══ Records for this task
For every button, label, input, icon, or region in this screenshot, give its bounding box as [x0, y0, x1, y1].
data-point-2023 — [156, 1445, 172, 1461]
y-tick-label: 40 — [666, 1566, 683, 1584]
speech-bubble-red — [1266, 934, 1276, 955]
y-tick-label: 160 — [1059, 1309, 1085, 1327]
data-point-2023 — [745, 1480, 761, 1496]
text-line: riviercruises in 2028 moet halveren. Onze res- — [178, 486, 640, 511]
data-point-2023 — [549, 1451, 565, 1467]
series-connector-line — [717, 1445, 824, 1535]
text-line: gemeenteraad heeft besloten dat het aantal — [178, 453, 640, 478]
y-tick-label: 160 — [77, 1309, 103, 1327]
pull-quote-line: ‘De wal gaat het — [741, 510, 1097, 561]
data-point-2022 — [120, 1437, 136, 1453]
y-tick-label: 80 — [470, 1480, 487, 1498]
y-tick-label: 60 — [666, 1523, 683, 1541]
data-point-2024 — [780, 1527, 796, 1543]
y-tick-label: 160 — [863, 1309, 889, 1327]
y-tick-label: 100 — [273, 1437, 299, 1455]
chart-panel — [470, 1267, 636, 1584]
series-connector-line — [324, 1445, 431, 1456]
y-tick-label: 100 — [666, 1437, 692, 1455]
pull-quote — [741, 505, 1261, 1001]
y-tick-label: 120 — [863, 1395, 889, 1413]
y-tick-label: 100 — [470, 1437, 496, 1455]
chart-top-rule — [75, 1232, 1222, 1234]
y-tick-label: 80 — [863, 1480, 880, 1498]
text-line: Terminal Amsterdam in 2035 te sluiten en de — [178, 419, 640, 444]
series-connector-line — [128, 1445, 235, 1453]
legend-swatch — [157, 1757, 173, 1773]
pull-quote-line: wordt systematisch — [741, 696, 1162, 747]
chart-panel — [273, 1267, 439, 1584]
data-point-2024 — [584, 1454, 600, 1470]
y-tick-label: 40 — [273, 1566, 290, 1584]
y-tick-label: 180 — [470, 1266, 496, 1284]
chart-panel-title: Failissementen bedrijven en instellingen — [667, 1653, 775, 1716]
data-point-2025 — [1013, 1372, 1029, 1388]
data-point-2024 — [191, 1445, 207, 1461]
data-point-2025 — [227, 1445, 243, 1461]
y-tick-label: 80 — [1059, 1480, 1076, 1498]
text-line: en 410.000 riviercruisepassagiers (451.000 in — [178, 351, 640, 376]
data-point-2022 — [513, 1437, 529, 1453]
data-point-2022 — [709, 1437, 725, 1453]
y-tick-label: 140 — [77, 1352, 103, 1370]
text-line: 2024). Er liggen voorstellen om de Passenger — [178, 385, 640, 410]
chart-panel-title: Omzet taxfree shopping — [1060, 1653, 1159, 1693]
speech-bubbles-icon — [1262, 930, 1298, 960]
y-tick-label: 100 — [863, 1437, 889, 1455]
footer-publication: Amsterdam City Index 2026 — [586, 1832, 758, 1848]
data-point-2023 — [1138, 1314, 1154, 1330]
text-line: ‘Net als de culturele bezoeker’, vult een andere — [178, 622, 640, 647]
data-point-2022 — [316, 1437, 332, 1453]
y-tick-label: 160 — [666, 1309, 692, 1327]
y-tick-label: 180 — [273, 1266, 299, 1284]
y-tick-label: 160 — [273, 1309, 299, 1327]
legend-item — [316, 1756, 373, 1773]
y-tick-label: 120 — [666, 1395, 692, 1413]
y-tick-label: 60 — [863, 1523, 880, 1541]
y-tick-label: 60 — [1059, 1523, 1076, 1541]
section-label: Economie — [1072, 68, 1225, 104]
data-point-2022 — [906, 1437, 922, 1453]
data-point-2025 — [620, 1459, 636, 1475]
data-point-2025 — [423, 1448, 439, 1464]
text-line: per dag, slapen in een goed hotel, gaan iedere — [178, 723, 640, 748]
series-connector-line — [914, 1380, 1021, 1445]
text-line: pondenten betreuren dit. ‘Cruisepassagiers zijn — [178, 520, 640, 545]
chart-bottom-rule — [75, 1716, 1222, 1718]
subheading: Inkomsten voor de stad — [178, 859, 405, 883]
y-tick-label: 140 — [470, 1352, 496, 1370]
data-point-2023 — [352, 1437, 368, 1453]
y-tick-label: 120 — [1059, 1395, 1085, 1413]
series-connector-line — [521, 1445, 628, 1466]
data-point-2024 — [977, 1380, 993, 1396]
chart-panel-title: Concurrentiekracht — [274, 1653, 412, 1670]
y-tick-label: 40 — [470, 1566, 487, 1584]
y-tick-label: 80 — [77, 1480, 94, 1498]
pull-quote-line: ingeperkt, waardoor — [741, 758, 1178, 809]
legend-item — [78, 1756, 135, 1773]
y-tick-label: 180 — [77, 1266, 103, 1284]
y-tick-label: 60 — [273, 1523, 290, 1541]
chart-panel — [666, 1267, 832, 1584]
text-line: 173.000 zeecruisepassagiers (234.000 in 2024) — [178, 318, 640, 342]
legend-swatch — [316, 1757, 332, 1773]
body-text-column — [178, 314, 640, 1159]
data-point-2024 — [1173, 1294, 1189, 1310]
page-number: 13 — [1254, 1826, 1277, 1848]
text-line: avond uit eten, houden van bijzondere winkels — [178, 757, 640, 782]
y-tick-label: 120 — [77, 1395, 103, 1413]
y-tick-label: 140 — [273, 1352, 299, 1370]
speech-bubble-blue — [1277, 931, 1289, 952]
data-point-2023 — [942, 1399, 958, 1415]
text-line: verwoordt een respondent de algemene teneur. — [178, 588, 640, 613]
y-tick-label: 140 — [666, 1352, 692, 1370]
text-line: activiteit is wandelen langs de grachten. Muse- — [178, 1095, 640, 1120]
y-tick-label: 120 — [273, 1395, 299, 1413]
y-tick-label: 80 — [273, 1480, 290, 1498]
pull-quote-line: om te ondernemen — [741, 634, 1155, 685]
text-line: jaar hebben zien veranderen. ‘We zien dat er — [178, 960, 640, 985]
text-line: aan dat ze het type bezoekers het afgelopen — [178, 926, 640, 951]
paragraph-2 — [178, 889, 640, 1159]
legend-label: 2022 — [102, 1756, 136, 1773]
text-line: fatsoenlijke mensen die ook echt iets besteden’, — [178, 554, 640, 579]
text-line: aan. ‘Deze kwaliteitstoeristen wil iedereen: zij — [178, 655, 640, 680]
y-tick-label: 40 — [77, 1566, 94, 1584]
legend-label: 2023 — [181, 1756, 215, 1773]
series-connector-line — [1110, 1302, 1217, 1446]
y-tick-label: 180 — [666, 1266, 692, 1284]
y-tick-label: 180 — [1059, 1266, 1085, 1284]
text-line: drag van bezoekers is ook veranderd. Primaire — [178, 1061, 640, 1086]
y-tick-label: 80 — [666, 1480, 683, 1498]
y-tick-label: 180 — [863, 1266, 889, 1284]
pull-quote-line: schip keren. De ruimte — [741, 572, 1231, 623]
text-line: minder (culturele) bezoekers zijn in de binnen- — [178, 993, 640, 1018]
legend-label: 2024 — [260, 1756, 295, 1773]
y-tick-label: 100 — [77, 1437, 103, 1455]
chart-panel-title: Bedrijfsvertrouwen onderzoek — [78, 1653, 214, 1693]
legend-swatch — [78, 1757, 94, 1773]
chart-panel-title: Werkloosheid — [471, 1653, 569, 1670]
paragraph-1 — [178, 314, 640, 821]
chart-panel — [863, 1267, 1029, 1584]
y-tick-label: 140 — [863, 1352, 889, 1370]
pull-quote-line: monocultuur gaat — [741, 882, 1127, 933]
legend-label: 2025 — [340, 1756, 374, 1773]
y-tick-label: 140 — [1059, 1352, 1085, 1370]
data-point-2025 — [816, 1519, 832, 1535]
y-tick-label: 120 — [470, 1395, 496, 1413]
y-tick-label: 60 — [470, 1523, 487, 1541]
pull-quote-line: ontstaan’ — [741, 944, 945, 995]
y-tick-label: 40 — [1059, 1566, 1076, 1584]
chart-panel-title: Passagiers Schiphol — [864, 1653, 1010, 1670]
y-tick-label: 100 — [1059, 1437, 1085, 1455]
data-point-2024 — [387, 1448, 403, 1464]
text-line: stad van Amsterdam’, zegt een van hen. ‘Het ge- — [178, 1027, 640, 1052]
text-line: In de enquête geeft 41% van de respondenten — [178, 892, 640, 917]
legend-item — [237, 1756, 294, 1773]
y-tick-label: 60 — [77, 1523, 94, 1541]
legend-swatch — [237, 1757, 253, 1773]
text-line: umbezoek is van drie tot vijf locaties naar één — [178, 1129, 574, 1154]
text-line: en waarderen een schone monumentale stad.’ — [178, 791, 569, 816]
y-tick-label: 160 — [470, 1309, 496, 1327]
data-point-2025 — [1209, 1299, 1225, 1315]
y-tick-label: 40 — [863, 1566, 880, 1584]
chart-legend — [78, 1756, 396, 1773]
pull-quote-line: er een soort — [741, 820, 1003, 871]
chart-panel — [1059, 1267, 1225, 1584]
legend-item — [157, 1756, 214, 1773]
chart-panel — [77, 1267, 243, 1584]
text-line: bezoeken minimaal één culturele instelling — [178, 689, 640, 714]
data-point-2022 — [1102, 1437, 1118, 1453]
════
Set problem — Locate each line in the entries above that contains the string "panel", with case counting, and copy those lines.

The answer —
chart-panel — [470, 1267, 636, 1584]
chart-panel — [273, 1267, 439, 1584]
chart-panel-title: Failissementen bedrijven en instellingen — [667, 1653, 775, 1716]
chart-panel-title: Omzet taxfree shopping — [1060, 1653, 1159, 1693]
chart-panel-title: Concurrentiekracht — [274, 1653, 412, 1670]
chart-panel — [666, 1267, 832, 1584]
chart-panel-title: Bedrijfsvertrouwen onderzoek — [78, 1653, 214, 1693]
chart-panel-title: Werkloosheid — [471, 1653, 569, 1670]
chart-panel — [863, 1267, 1029, 1584]
chart-panel-title: Passagiers Schiphol — [864, 1653, 1010, 1670]
chart-panel — [1059, 1267, 1225, 1584]
chart-panel — [77, 1267, 243, 1584]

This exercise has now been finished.